§ Source

========================================================================

Tonight she strolled into the upstairs bathroom, looked in the mirror and reached for a lipstick. The only color to choose was “Cherries in the Snow,” created by Revlon and released in 1953. Deep red with barely a hint of pink, it was glamour, retro and Punk all at once; by 1980, Wendy Whitelaw had girls at the Mudd Club and women all over town wearing “Cherries.” Lip-printed on my cheek and smudged on the collars of John Lurie, Danny Rosen and Ken Compton, it was Wendy’s signature, a kiss me come-on that went with everything.
Ten minutes later I’m still outside, bundled in the heavy wool overcoat, sipping a double Rémy from a plastic cup. It’s snowing but the wind’s just blowing it around. Chi Chi’s minding the stairway wrapped in red fox, keeping warm regardless of what she is or isn’t wearing underneath. I light a cigarette and finish the brandy.
Deadpan Was Alive
I think it was January, maybe two weeks into a new decade; the weather warmed up and for the moment I forgot about overcoats, fur coats and red lipstick. I was outside wearing a motorcycle jacket, slowly drifting back from a post-seventies hangover. It was hard to say if anything or everything had changed.
Minding a small well-behaved crowd at the door, I watched Glenn O’Brien park his Toyota Corolla across the street. The club was open early, people were already inside and Glenn was set to tape one of the Mudd Club episodes of TV Party. No one, except Party orchestra leader Walter Steding, was ready.
The cast, crew and TV Party guests were pretty much one and the same: whether the night’s cavalcade included Debbie Harry and Chris Stein, Basquiat, Bowie, a Bride of Funkenstein or rap pioneer Li’l Rodney C didn’t seem to matter. The dance floor was filling up, Walter’s electric violin was starting to speak and by 11 P.M. the camera was on. Thanks to the show’s wide-ranging appeal and my deft handling of the door, Glenn had a room filled with what he liked to call the “weird mix” of people he came to expect at Mudd—a backhanded but genuine compliment.

========================================================================

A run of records
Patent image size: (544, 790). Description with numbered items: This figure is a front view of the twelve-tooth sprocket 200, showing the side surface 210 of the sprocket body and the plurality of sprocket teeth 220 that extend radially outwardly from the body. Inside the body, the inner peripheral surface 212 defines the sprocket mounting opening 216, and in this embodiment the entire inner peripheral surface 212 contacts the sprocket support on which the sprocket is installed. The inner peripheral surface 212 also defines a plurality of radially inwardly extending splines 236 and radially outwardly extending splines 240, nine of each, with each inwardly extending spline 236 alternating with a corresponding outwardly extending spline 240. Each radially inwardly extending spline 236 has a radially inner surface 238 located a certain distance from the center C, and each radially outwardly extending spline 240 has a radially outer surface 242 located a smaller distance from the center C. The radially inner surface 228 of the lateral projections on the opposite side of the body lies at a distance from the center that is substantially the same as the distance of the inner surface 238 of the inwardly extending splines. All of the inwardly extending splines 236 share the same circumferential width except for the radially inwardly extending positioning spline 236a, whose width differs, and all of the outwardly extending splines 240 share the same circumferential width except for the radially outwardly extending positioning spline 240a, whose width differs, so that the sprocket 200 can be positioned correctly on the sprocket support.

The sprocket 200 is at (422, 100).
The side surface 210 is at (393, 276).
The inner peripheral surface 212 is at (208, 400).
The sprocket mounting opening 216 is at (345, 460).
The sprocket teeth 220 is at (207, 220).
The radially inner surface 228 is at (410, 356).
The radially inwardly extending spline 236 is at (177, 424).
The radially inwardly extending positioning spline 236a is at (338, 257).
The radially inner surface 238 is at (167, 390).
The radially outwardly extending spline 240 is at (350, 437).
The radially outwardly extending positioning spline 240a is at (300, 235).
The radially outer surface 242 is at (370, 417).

========================================================================

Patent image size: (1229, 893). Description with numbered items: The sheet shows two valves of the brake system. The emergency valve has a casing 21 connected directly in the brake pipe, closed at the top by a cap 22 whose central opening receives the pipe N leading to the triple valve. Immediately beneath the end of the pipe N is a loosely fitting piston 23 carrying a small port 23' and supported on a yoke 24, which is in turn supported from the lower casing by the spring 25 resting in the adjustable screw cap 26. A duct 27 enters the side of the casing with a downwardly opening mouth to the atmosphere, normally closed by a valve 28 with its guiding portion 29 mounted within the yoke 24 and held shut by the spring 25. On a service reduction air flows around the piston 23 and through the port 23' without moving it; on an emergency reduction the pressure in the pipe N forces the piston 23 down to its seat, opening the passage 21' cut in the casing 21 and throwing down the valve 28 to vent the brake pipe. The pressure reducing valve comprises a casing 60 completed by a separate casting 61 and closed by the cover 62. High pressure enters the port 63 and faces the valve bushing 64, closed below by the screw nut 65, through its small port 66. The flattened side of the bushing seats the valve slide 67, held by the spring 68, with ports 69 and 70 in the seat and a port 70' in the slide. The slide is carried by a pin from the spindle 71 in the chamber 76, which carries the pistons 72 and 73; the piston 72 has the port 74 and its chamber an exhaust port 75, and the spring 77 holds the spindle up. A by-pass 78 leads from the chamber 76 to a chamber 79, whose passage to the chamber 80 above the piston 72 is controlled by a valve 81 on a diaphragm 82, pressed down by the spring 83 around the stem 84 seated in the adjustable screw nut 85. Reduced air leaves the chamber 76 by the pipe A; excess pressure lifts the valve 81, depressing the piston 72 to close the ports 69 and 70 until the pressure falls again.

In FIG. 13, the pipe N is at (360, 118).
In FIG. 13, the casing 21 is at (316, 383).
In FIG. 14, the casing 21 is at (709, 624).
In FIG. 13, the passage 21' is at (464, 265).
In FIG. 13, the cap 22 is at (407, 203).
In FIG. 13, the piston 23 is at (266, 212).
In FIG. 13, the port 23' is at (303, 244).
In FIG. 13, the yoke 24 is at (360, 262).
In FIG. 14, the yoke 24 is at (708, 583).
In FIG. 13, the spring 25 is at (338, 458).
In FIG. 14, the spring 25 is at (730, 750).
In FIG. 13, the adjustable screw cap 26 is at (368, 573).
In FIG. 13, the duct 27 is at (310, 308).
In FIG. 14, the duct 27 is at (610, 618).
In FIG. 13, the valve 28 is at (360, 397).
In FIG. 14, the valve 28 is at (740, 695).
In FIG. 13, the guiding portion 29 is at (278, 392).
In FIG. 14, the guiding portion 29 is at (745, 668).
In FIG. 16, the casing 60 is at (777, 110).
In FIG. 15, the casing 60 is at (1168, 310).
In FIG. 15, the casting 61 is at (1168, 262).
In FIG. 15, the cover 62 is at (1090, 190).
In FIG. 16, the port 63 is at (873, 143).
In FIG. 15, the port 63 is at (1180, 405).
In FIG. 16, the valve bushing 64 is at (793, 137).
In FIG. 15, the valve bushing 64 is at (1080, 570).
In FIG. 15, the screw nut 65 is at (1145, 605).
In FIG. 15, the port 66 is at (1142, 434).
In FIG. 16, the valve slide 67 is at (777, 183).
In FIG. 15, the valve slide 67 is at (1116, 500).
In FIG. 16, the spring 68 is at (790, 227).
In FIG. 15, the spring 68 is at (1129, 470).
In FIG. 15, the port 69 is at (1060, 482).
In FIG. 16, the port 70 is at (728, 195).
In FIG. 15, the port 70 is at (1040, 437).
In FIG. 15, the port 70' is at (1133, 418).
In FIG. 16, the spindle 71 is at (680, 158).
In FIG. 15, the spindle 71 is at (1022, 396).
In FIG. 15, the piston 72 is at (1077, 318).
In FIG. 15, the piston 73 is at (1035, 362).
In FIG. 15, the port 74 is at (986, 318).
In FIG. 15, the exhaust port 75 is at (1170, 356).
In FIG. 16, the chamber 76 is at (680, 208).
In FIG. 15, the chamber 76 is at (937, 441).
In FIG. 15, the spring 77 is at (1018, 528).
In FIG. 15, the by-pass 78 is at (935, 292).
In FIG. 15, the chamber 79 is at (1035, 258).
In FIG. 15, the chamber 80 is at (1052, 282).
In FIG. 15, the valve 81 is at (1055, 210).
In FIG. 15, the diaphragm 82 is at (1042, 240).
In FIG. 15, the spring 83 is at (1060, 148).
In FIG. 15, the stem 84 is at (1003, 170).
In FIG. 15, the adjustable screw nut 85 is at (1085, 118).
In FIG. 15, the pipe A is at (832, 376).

========================================================================

§ Problems to solve
**A.** In the Mudd Club passage, what car did Glenn O'Brien park across the street?
**B.** Retype the Mudd Club passage from "Minding a small" to "Steding, was ready.".

§ Results for each task
**A.** A Toyota Corolla.

**B.**
Minding a small well-behaved crowd at the door, I watched Glenn O’Brien park his Toyota Corolla across the street. The club was open early, people were already inside and Glenn was set to tape one of the Mudd Club episodes of TV Party. No one, except Party orchestra leader Walter Steding, was ready.